- Challenge
Pull out every line below containing the word "title".
---------- Task data
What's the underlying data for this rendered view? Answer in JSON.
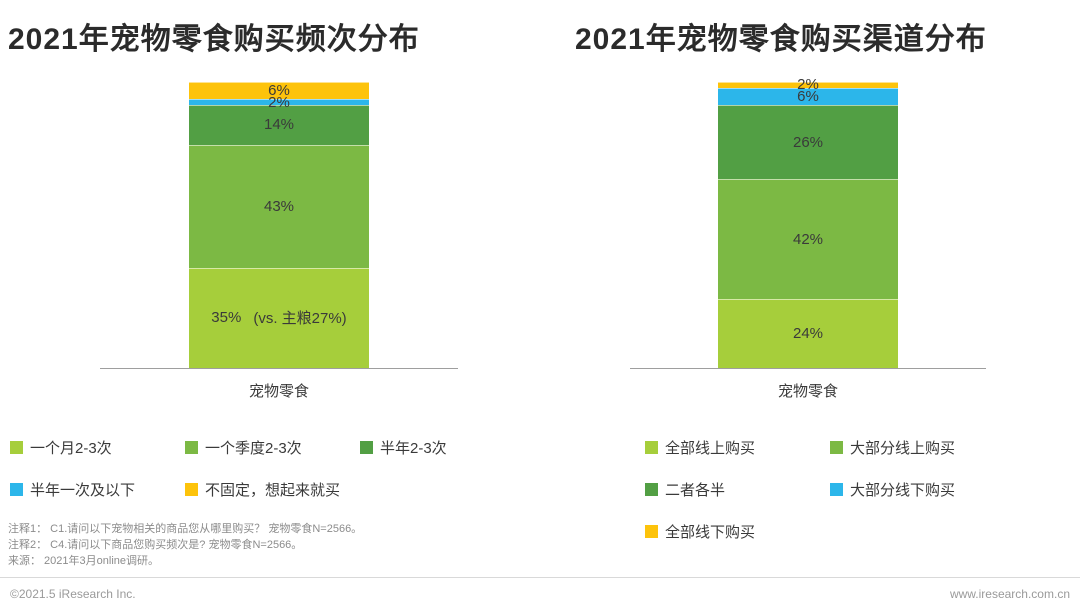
{
  "page": {
    "notes": [
      "注释1： C1.请问以下宠物相关的商品您从哪里购买？ 宠物零食N=2566。",
      "注释2： C4.请问以下商品您购买频次是? 宠物零食N=2566。",
      "来源： 2021年3月online调研。"
    ],
    "footer_left": "©2021.5 iResearch Inc.",
    "footer_right": "www.iresearch.com.cn"
  },
  "colors": {
    "light_green": "#a6ce3b",
    "medium_green": "#7cb944",
    "dark_green": "#529f44",
    "blue": "#2cb6ea",
    "yellow": "#fdc30b",
    "axis_gray": "#9e9e9e",
    "text_dark": "#3a3a3a"
  },
  "chart_data": [
    {
      "type": "bar",
      "stacked": true,
      "title": "2021年宠物零食购买频次分布",
      "category": "宠物零食",
      "ylim": [
        0,
        100
      ],
      "legend_position": "bottom",
      "legend_columns": 3,
      "series": [
        {
          "name": "一个月2-3次",
          "value": 35,
          "label": "35%",
          "annotation": "(vs. 主粮27%)",
          "color": "#a6ce3b"
        },
        {
          "name": "一个季度2-3次",
          "value": 43,
          "label": "43%",
          "color": "#7cb944"
        },
        {
          "name": "半年2-3次",
          "value": 14,
          "label": "14%",
          "color": "#529f44"
        },
        {
          "name": "半年一次及以下",
          "value": 2,
          "label": "2%",
          "color": "#2cb6ea"
        },
        {
          "name": "不固定，想起来就买",
          "value": 6,
          "label": "6%",
          "color": "#fdc30b"
        }
      ]
    },
    {
      "type": "bar",
      "stacked": true,
      "title": "2021年宠物零食购买渠道分布",
      "category": "宠物零食",
      "ylim": [
        0,
        100
      ],
      "legend_position": "bottom",
      "legend_columns": 2,
      "series": [
        {
          "name": "全部线上购买",
          "value": 24,
          "label": "24%",
          "color": "#a6ce3b"
        },
        {
          "name": "大部分线上购买",
          "value": 42,
          "label": "42%",
          "color": "#7cb944"
        },
        {
          "name": "二者各半",
          "value": 26,
          "label": "26%",
          "color": "#529f44"
        },
        {
          "name": "大部分线下购买",
          "value": 6,
          "label": "6%",
          "color": "#2cb6ea"
        },
        {
          "name": "全部线下购买",
          "value": 2,
          "label": "2%",
          "color": "#fdc30b"
        }
      ]
    }
  ]
}
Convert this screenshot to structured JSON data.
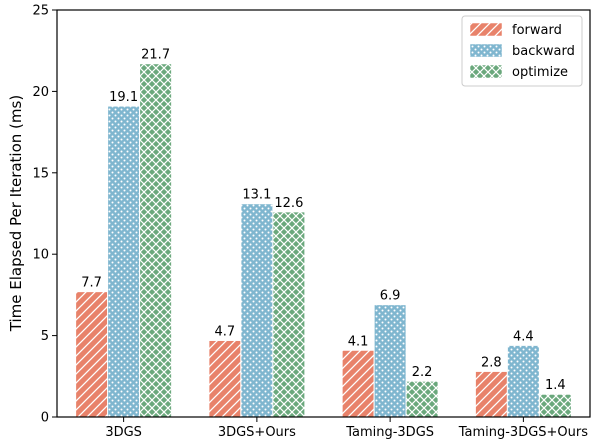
{
  "chart_data": {
    "type": "bar",
    "categories": [
      "3DGS",
      "3DGS+Ours",
      "Taming-3DGS",
      "Taming-3DGS+Ours"
    ],
    "series": [
      {
        "name": "forward",
        "values": [
          7.7,
          4.7,
          4.1,
          2.8
        ],
        "color": "#e8826a",
        "hatch": "diagonal-lines"
      },
      {
        "name": "backward",
        "values": [
          19.1,
          13.1,
          6.9,
          4.4
        ],
        "color": "#7fb6cf",
        "hatch": "dots"
      },
      {
        "name": "optimize",
        "values": [
          21.7,
          12.6,
          2.2,
          1.4
        ],
        "color": "#6aa87c",
        "hatch": "crosshatch"
      }
    ],
    "data_labels": [
      [
        "7.7",
        "4.7",
        "4.1",
        "2.8"
      ],
      [
        "19.1",
        "13.1",
        "6.9",
        "4.4"
      ],
      [
        "21.7",
        "12.6",
        "2.2",
        "1.4"
      ]
    ],
    "ylabel": "Time Elapsed Per Iteration (ms)",
    "xlabel": "",
    "ylim": [
      0,
      25
    ],
    "yticks": [
      0,
      5,
      10,
      15,
      20,
      25
    ],
    "legend_position": "top-right",
    "grid": false
  }
}
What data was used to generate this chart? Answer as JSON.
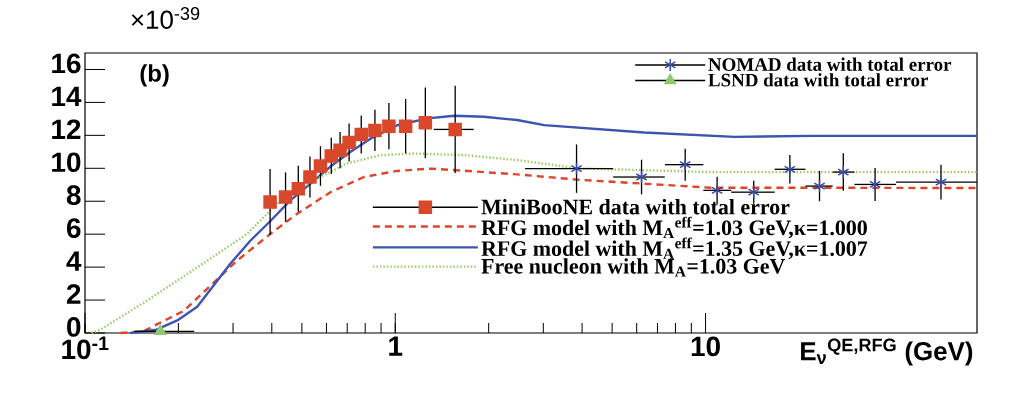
{
  "chart_data": {
    "type": "line",
    "xlabel": "E$_{ν}$$^{QE,RFG}$ (GeV)",
    "annotations": [
      "(b)",
      "×10$^{-39}$"
    ],
    "log": "x",
    "xlim": [
      0.1,
      75
    ],
    "ylim": [
      0,
      17
    ],
    "xticks": [
      {
        "value": 0.1,
        "label": "10$^{-1}$"
      },
      1,
      10
    ],
    "yticks": [
      0,
      2,
      4,
      6,
      8,
      10,
      12,
      14,
      16
    ],
    "legend": "top right",
    "series": [
      {
        "name": "NOMAD data with total error",
        "type": "scatter",
        "marker": "cross",
        "color": "#3a4aa8",
        "x": [
          3.84,
          6.22,
          8.6,
          10.9,
          14.3,
          18.7,
          23.3,
          27.8,
          35.2,
          57.4
        ],
        "values": [
          9.98,
          9.47,
          10.22,
          8.66,
          8.55,
          9.94,
          8.92,
          9.77,
          9.02,
          9.16
        ],
        "errors": [
          1.47,
          1.05,
          0.97,
          0.83,
          0.7,
          0.86,
          0.92,
          1.14,
          1.0,
          1.05
        ],
        "xerrors": [
          [
            2.62,
            5.04
          ],
          [
            5.04,
            7.39
          ],
          [
            7.4,
            9.84
          ],
          [
            9.84,
            12.1
          ],
          [
            12.1,
            16.7
          ],
          [
            16.7,
            21.0
          ],
          [
            21.0,
            25.7
          ],
          [
            25.7,
            30.2
          ],
          [
            30.2,
            41.1
          ],
          [
            41.1,
            75
          ]
        ]
      },
      {
        "name": "LSND data with total error",
        "type": "scatter",
        "marker": "triangle",
        "color": "#8fc96e",
        "x": [
          0.175
        ],
        "values": [
          0.1
        ],
        "xerrors": [
          [
            0.144,
            0.225
          ]
        ]
      },
      {
        "name": "MiniBooNE data with total error",
        "type": "scatter",
        "marker": "square",
        "color": "#d9482b",
        "x": [
          0.395,
          0.443,
          0.487,
          0.531,
          0.574,
          0.622,
          0.664,
          0.71,
          0.777,
          0.86,
          0.954,
          1.08,
          1.25,
          1.56
        ],
        "values": [
          7.95,
          8.25,
          8.76,
          9.47,
          10.14,
          10.75,
          11.1,
          11.57,
          12.05,
          12.3,
          12.56,
          12.56,
          12.76,
          12.36
        ],
        "errors": [
          2.0,
          1.5,
          1.4,
          1.25,
          1.2,
          1.1,
          1.1,
          1.15,
          1.15,
          1.25,
          1.4,
          1.65,
          2.15,
          2.65
        ],
        "xerrors": [
          null,
          null,
          null,
          null,
          null,
          null,
          null,
          null,
          null,
          null,
          null,
          null,
          null,
          [
            1.33,
            1.79
          ]
        ]
      },
      {
        "name": "RFG model with M$_{A}$$^{eff}$=1.03 GeV,κ=1.000",
        "line_style": "dashed",
        "color": "#e0452c",
        "x": [
          0.13,
          0.154,
          0.208,
          0.309,
          0.396,
          0.483,
          0.618,
          0.792,
          1.01,
          1.3,
          1.58,
          2.47,
          3.86,
          10.4,
          21.9,
          75
        ],
        "values": [
          0,
          0.1,
          1.34,
          4.39,
          6.02,
          7.24,
          8.55,
          9.47,
          9.84,
          9.98,
          9.88,
          9.63,
          9.31,
          8.82,
          8.82,
          8.8
        ]
      },
      {
        "name": "RFG model with M$_{A}$$^{eff}$=1.35 GeV,κ=1.007",
        "line_style": "solid",
        "color": "#3c55b0",
        "x": [
          0.14,
          0.17,
          0.2,
          0.23,
          0.294,
          0.341,
          0.396,
          0.459,
          0.533,
          0.618,
          0.718,
          0.832,
          1.01,
          1.27,
          1.55,
          1.93,
          2.47,
          3.02,
          6.34,
          12.4,
          21.9,
          75
        ],
        "values": [
          0,
          0.2,
          0.8,
          1.6,
          4.2,
          5.6,
          6.8,
          8.05,
          9.07,
          10.1,
          11.0,
          11.8,
          12.6,
          13.03,
          13.19,
          13.13,
          12.93,
          12.62,
          12.17,
          11.91,
          11.97,
          11.97
        ]
      },
      {
        "name": "Free nucleon with M$_{A}$=1.03 GeV",
        "line_style": "dotted",
        "color": "#9acd6a",
        "x": [
          0.105,
          0.112,
          0.158,
          0.23,
          0.333,
          0.427,
          0.546,
          0.7,
          0.897,
          1.15,
          1.67,
          2.47,
          3.86,
          10.4,
          75
        ],
        "values": [
          0,
          0.2,
          1.95,
          3.98,
          6.02,
          8.05,
          9.27,
          10.3,
          10.8,
          10.9,
          10.8,
          10.5,
          10.0,
          9.77,
          9.77
        ]
      }
    ]
  }
}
--------------------
- Complete output
      "title": "2021年宠物零食购买频次分布",
      "title": "2021年宠物零食购买渠道分布",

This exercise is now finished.